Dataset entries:
==============================

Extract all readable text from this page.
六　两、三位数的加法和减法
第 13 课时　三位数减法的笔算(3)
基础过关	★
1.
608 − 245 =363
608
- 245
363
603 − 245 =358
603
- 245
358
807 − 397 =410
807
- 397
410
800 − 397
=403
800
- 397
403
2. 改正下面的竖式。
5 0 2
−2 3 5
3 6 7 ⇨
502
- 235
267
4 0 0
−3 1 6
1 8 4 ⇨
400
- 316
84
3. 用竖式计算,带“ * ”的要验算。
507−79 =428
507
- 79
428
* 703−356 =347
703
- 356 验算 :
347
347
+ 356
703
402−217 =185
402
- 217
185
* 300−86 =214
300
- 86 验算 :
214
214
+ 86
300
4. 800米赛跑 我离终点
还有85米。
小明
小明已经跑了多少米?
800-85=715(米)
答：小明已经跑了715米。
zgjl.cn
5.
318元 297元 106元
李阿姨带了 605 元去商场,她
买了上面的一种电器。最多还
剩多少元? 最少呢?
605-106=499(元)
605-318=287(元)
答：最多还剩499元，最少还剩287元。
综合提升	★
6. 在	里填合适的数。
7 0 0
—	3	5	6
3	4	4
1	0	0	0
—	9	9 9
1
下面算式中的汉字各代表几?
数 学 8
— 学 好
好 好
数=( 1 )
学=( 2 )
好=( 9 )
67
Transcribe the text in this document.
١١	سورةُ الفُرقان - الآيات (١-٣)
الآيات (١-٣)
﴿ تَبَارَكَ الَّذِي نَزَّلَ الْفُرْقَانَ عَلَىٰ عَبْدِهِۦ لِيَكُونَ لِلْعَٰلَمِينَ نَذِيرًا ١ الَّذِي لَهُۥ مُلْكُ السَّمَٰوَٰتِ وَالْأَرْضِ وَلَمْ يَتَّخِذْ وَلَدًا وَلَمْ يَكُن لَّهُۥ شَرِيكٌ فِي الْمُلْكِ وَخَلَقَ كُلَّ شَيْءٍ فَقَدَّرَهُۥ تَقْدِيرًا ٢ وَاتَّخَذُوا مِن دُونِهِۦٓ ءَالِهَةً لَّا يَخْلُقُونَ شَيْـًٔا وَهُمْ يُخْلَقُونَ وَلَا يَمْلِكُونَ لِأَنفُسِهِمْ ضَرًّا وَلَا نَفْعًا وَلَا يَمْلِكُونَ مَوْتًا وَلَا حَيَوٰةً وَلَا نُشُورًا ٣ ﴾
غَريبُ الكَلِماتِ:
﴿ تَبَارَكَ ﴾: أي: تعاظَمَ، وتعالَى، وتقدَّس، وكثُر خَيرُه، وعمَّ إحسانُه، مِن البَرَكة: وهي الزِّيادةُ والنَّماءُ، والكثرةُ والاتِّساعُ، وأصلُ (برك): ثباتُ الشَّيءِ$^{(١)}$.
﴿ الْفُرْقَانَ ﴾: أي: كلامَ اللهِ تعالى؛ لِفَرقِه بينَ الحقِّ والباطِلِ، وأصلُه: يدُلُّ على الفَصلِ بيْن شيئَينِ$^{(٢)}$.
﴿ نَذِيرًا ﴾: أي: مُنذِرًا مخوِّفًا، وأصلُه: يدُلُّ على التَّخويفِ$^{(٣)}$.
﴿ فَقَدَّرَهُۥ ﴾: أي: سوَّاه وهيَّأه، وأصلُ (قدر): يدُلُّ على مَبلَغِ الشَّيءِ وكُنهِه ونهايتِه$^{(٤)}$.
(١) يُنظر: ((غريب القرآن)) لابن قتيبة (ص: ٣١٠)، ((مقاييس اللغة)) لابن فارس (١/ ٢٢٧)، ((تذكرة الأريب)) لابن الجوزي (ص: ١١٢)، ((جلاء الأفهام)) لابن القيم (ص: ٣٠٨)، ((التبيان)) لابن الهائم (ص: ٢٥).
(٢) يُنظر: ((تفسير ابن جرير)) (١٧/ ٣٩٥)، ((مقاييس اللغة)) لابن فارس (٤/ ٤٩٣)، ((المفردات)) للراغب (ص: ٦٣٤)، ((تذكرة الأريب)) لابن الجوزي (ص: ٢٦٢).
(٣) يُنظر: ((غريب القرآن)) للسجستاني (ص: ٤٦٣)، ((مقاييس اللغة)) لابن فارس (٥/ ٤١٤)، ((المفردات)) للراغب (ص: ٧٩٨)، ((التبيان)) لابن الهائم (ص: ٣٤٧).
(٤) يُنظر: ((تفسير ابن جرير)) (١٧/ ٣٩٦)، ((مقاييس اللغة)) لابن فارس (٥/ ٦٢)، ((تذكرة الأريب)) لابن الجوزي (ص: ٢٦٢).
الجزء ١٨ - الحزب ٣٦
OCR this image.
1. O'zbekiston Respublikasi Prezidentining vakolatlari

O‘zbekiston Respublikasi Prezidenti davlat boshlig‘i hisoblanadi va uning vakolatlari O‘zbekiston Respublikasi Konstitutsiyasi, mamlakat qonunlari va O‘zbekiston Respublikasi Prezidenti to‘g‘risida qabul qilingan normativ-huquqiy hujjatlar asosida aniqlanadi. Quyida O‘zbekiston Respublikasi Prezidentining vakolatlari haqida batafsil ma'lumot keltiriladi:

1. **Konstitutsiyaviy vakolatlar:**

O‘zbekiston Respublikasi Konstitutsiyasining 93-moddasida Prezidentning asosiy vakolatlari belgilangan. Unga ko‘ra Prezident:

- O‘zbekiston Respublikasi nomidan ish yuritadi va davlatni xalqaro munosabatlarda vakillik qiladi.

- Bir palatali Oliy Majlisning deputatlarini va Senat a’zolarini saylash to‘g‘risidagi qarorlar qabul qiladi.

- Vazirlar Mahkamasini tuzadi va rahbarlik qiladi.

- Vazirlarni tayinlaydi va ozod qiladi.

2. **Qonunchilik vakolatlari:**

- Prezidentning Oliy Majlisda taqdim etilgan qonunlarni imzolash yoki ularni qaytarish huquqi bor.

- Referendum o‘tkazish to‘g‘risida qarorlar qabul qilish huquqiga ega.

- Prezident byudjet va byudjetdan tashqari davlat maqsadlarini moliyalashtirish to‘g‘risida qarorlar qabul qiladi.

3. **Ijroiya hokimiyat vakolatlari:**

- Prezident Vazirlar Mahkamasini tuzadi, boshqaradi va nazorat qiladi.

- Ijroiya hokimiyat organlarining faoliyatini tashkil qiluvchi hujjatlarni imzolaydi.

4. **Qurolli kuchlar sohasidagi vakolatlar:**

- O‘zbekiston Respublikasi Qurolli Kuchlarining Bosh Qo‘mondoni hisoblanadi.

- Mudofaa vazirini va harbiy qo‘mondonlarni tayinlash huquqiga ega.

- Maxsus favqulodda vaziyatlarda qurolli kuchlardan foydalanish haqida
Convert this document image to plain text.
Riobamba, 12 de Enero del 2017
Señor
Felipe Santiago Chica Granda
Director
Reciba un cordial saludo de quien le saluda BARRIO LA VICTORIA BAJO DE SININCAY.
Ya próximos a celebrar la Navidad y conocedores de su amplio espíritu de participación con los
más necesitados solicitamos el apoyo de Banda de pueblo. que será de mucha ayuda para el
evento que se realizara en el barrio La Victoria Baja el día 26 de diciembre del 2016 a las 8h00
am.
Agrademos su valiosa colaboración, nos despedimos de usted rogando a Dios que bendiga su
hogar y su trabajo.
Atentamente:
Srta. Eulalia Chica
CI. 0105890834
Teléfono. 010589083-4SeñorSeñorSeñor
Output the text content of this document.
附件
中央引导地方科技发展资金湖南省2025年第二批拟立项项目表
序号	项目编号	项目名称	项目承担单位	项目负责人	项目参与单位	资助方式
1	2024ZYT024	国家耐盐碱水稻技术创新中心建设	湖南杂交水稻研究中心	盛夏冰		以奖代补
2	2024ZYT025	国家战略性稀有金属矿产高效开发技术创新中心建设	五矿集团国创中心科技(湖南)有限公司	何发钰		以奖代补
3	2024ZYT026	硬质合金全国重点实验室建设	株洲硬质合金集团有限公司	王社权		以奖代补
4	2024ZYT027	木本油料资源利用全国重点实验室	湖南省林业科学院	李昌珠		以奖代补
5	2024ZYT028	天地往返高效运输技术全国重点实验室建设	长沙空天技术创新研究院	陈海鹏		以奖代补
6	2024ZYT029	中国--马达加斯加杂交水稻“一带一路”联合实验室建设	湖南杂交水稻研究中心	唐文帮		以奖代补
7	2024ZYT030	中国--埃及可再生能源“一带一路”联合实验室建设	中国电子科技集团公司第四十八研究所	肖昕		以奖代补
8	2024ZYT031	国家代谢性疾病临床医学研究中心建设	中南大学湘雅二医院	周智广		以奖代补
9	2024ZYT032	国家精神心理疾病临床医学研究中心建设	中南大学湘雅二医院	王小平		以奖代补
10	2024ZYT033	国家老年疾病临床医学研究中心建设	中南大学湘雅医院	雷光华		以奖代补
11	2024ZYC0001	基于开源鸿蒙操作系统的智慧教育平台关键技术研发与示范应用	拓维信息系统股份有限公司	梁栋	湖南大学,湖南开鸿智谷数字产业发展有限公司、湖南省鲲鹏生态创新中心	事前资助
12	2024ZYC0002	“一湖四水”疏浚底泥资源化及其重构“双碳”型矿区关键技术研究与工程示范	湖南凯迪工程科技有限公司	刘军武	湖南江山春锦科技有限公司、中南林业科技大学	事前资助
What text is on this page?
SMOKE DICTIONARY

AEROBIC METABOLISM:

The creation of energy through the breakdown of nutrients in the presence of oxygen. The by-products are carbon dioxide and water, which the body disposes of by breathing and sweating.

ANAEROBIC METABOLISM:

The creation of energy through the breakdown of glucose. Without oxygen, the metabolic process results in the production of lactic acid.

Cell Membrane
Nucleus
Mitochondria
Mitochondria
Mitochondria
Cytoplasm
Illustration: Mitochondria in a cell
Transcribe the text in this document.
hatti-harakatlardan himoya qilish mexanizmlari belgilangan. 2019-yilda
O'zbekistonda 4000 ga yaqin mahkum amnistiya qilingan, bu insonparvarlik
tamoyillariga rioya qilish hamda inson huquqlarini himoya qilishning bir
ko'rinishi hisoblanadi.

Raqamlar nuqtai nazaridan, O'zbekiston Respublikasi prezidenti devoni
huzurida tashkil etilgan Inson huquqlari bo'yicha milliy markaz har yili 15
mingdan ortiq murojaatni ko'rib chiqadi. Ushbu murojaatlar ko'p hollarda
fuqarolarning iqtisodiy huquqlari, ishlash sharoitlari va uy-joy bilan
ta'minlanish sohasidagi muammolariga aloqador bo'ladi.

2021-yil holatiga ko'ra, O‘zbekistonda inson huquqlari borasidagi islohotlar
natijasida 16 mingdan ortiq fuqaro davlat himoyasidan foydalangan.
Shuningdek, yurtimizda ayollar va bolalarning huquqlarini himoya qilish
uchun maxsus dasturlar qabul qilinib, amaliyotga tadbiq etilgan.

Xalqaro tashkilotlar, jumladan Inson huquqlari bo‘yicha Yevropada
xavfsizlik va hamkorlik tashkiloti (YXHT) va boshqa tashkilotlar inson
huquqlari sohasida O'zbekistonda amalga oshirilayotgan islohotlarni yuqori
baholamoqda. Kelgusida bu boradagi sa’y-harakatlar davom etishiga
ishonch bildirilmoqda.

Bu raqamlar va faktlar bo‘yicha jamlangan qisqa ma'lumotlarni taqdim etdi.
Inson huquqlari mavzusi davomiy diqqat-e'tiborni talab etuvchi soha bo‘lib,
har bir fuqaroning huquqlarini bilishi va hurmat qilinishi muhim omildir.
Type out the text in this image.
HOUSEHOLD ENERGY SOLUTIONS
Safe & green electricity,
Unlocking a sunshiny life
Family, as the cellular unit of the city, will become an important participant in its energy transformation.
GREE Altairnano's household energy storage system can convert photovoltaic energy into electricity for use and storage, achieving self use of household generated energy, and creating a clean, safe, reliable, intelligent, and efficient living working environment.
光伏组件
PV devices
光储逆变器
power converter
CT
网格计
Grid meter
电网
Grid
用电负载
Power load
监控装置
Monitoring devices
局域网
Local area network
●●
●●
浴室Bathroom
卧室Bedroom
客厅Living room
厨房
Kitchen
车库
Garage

==============================

Select every line above that contains the word "qiladi", and copy it.

#### Answer to this problem:
- O‘zbekiston Respublikasi nomidan ish yuritadi va davlatni xalqaro munosabatlarda vakillik qiladi.
- Bir palatali Oliy Majlisning deputatlarini va Senat a’zolarini saylash to‘g‘risidagi qarorlar qabul qiladi.
- Vazirlar Mahkamasini tuzadi va rahbarlik qiladi.
- Vazirlarni tayinlaydi va ozod qiladi.
- Prezident byudjet va byudjetdan tashqari davlat maqsadlarini moliyalashtirish to‘g‘risida qarorlar qabul qiladi.
- Prezident Vazirlar Mahkamasini tuzadi, boshqaradi va nazorat qiladi.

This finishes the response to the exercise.